[Data excerpts]
※

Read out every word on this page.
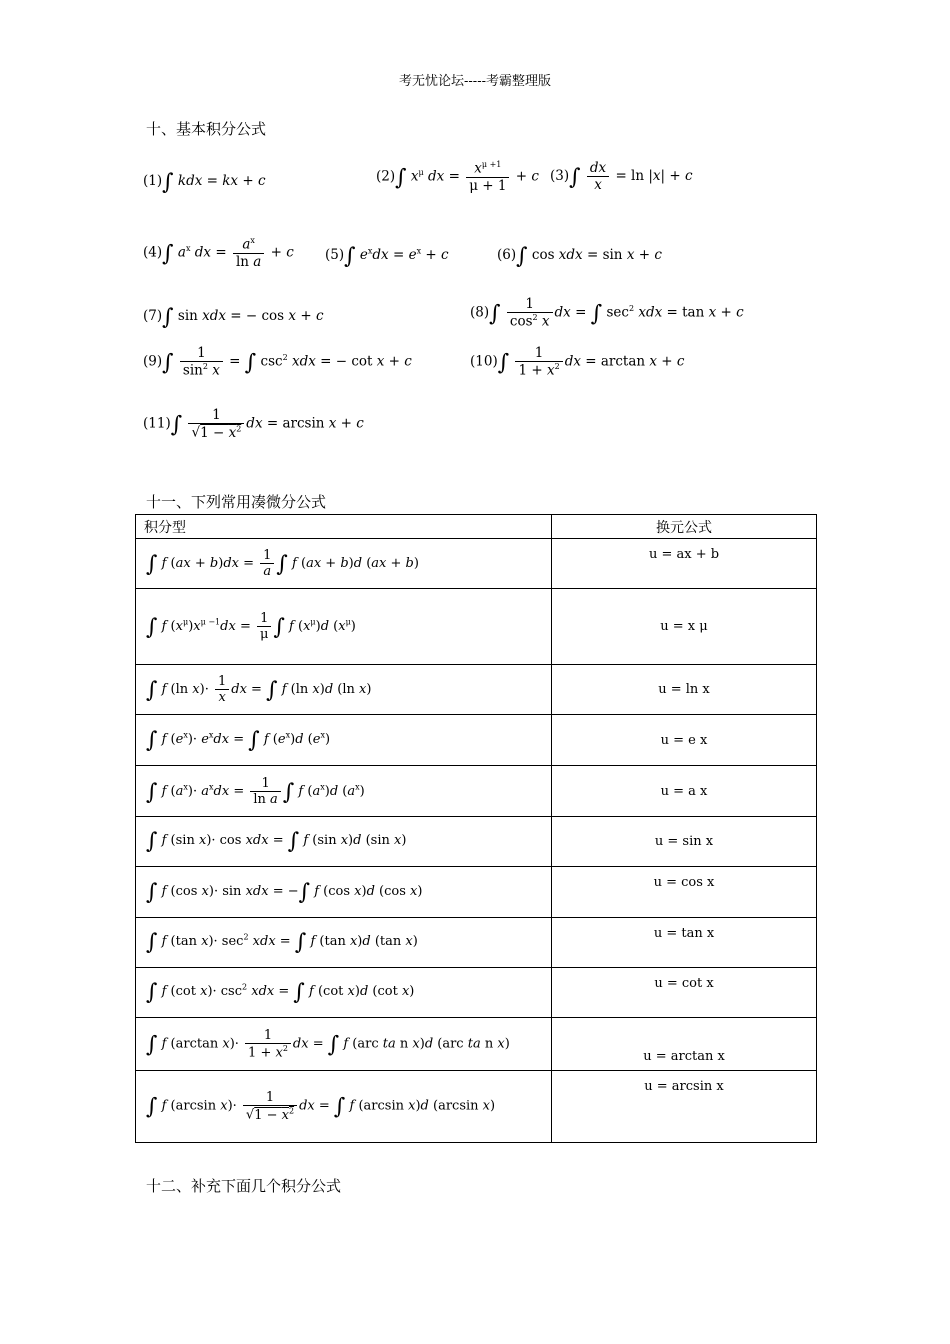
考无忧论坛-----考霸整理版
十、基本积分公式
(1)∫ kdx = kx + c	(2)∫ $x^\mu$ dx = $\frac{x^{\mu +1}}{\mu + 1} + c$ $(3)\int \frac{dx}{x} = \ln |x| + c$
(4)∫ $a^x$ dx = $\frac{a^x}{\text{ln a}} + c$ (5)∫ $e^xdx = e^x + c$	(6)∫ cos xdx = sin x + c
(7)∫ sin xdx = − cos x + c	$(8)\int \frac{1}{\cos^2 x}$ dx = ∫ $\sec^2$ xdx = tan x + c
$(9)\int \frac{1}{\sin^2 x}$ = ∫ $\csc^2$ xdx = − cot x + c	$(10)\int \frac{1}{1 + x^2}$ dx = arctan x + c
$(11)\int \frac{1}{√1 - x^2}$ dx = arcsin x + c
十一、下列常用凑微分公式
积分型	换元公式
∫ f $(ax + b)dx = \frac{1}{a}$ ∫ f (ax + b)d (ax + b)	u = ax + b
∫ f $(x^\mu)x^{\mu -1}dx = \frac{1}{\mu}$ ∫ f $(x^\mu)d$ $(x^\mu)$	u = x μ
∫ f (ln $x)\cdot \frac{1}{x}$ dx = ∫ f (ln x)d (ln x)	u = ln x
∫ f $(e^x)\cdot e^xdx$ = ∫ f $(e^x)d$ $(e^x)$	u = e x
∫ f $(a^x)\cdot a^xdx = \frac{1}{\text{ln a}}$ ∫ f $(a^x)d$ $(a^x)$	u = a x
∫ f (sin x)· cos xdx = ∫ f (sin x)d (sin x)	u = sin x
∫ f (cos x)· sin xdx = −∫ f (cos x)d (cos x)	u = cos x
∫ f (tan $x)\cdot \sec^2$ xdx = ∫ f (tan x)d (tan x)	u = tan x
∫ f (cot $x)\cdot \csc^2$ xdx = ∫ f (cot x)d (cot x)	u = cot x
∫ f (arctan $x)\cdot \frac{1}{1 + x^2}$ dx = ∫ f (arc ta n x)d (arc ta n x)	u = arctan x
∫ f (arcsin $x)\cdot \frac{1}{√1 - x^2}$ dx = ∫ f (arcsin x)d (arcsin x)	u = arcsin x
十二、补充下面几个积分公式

※

Copy each line in full and exactly, omitting any picture.

Read out every word on this page.
考无忧论坛-----考霸整理版
十、基本积分公式
(1)∫ kdx = kx + c	(2)∫ $x^\mu$ dx = $\frac{x^{\mu +1}}{\mu + 1} + c$ $(3)\int \frac{dx}{x} = \ln |x| + c$
(4)∫ $a^x$ dx = $\frac{a^x}{\text{ln a}} + c$ (5)∫ $e^xdx = e^x + c$	(6)∫ cos xdx = sin x + c
(7)∫ sin xdx = − cos x + c	$(8)\int \frac{1}{\cos^2 x}$ dx = ∫ $\sec^2$ xdx = tan x + c
$(9)\int \frac{1}{\sin^2 x}$ = ∫ $\csc^2$ xdx = − cot x + c	$(10)\int \frac{1}{1 + x^2}$ dx = arctan x + c
$(11)\int \frac{1}{√1 - x^2}$ dx = arcsin x + c
十一、下列常用凑微分公式
积分型	换元公式
∫ f $(ax + b)dx = \frac{1}{a}$ ∫ f (ax + b)d (ax + b)	u = ax + b
∫ f $(x^\mu)x^{\mu -1}dx = \frac{1}{\mu}$ ∫ f $(x^\mu)d$ $(x^\mu)$	u = x μ
∫ f (ln $x)\cdot \frac{1}{x}$ dx = ∫ f (ln x)d (ln x)	u = ln x
∫ f $(e^x)\cdot e^xdx$ = ∫ f $(e^x)d$ $(e^x)$	u = e x
∫ f $(a^x)\cdot a^xdx = \frac{1}{\text{ln a}}$ ∫ f $(a^x)d$ $(a^x)$	u = a x
∫ f (sin x)· cos xdx = ∫ f (sin x)d (sin x)	u = sin x
∫ f (cos x)· sin xdx = −∫ f (cos x)d (cos x)	u = cos x
∫ f (tan $x)\cdot \sec^2$ xdx = ∫ f (tan x)d (tan x)	u = tan x
∫ f (cot $x)\cdot \csc^2$ xdx = ∫ f (cot x)d (cot x)	u = cot x
∫ f (arctan $x)\cdot \frac{1}{1 + x^2}$ dx = ∫ f (arc ta n x)d (arc ta n x)	u = arctan x
∫ f (arcsin $x)\cdot \frac{1}{√1 - x^2}$ dx = ∫ f (arcsin x)d (arcsin x)	u = arcsin x
十二、补充下面几个积分公式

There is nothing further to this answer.